▶ _The exercise_
Using the listing below, select the lines with the word "this" and copy them.

Recorded data:
************
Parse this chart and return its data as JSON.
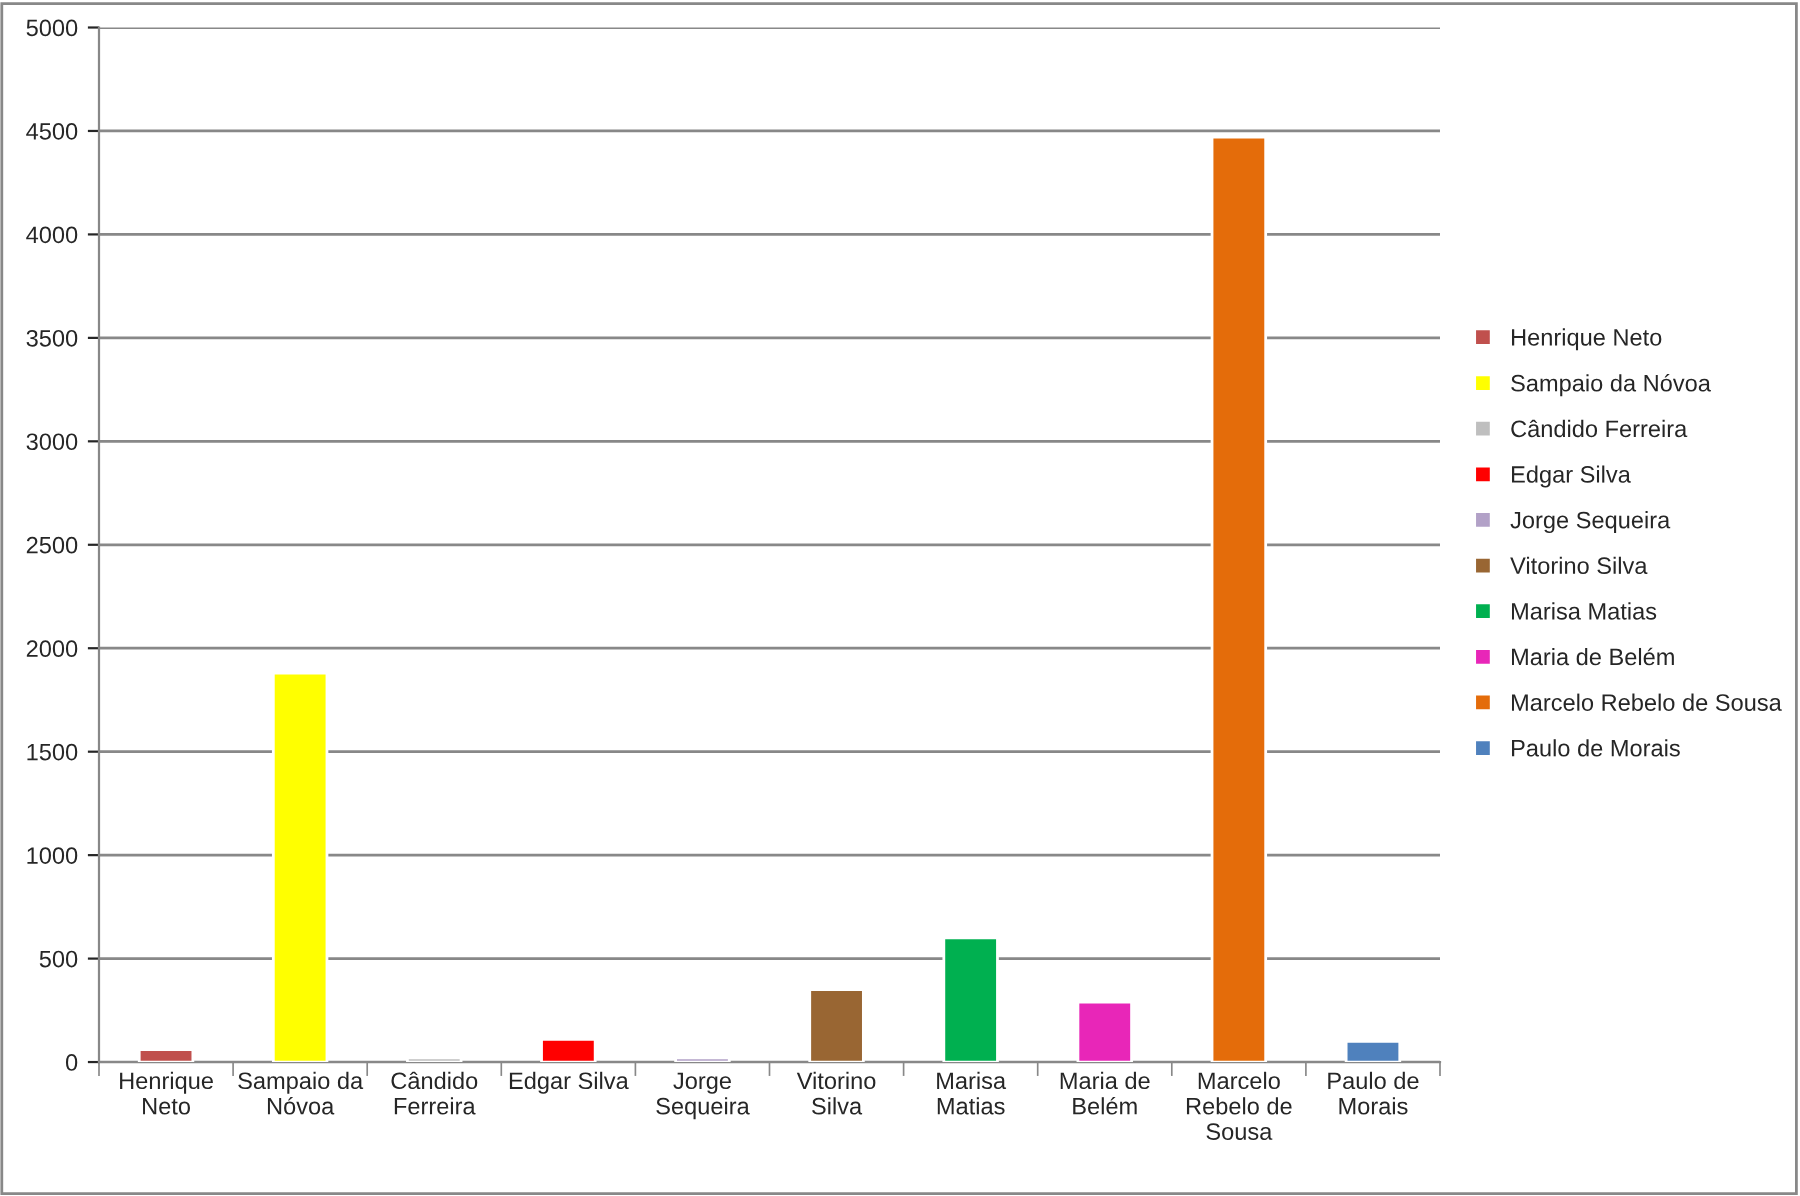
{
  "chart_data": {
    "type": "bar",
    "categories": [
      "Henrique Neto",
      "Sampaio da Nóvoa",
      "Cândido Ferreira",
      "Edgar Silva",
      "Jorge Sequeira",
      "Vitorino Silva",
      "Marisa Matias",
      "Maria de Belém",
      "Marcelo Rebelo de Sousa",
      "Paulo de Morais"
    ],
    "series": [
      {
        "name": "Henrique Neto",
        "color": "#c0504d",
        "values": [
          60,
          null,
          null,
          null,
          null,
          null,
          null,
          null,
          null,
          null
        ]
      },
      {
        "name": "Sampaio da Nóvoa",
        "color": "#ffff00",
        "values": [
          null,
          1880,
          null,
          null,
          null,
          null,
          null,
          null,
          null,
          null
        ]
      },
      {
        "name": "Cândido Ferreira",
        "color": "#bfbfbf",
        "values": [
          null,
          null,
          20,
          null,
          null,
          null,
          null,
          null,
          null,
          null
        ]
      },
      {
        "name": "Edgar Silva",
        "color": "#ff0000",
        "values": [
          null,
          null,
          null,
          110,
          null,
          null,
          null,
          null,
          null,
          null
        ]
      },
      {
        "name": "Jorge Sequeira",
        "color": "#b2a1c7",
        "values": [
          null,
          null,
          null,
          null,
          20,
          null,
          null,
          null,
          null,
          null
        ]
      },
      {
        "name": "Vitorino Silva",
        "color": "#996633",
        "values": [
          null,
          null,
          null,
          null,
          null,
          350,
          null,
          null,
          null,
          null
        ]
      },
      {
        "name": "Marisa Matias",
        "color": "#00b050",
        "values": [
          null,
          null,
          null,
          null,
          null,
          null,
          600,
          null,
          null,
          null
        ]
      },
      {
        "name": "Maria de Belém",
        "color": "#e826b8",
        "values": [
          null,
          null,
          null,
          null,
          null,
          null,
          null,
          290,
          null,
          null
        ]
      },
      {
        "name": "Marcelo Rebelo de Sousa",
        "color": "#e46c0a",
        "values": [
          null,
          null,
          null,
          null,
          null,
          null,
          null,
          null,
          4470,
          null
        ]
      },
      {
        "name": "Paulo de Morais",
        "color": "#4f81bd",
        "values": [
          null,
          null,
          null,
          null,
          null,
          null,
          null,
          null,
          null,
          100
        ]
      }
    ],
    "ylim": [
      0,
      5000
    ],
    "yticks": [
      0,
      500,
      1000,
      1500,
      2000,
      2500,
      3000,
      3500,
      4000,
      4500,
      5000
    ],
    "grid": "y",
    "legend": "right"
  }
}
************
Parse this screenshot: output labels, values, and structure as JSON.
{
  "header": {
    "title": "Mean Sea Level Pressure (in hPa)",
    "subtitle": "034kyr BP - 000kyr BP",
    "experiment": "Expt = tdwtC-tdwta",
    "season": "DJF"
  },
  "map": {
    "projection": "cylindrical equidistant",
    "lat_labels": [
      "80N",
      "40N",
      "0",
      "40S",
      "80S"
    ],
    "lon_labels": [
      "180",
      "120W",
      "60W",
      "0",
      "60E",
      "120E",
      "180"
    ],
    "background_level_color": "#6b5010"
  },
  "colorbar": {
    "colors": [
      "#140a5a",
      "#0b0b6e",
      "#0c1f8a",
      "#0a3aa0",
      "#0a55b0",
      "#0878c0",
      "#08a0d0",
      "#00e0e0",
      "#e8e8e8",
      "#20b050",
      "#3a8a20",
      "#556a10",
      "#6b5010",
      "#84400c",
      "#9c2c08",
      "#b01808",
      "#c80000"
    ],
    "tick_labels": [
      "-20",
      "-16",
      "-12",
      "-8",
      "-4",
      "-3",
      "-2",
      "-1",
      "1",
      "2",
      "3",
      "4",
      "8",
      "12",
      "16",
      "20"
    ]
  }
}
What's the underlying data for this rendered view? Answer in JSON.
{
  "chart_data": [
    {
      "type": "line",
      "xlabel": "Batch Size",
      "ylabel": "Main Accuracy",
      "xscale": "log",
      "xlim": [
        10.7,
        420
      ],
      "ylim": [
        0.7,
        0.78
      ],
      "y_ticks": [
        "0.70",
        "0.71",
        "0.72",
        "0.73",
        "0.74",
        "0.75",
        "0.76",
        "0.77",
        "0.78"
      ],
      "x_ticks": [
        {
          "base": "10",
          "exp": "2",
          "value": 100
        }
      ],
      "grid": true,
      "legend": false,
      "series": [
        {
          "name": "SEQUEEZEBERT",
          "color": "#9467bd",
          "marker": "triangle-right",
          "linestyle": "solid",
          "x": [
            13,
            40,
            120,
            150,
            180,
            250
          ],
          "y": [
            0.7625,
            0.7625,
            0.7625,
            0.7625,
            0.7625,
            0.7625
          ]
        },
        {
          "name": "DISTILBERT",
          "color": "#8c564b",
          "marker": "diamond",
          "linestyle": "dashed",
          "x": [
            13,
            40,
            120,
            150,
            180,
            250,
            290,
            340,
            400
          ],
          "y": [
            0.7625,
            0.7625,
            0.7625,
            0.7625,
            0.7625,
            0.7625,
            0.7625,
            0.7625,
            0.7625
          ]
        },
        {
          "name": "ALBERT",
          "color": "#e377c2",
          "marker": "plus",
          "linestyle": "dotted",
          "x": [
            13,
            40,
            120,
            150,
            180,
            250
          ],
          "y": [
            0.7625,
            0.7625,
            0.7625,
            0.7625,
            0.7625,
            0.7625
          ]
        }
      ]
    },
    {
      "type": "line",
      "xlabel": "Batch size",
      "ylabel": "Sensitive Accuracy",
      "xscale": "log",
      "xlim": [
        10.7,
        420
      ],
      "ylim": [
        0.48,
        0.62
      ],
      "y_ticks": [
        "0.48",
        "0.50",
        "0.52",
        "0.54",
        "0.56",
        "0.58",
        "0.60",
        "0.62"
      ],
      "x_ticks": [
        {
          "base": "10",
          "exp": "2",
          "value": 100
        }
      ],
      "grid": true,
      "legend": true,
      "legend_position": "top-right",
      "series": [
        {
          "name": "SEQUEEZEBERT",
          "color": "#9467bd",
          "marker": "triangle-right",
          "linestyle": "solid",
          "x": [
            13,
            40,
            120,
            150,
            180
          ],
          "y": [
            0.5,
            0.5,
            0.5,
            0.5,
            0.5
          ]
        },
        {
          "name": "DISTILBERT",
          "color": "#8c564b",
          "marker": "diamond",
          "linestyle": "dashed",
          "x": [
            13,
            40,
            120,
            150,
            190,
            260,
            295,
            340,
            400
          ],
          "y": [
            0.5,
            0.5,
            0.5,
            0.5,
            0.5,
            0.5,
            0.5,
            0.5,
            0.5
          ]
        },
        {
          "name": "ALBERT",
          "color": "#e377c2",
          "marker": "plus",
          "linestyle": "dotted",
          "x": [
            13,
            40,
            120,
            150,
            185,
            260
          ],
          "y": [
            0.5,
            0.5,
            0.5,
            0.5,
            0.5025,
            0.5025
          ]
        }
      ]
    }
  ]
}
************
▶ _Answer to the exercise_
Parse this chart and return its data as JSON.
Parse this screenshot: output labels, values, and structure as JSON.
What's the underlying data for this rendered view? Answer in JSON.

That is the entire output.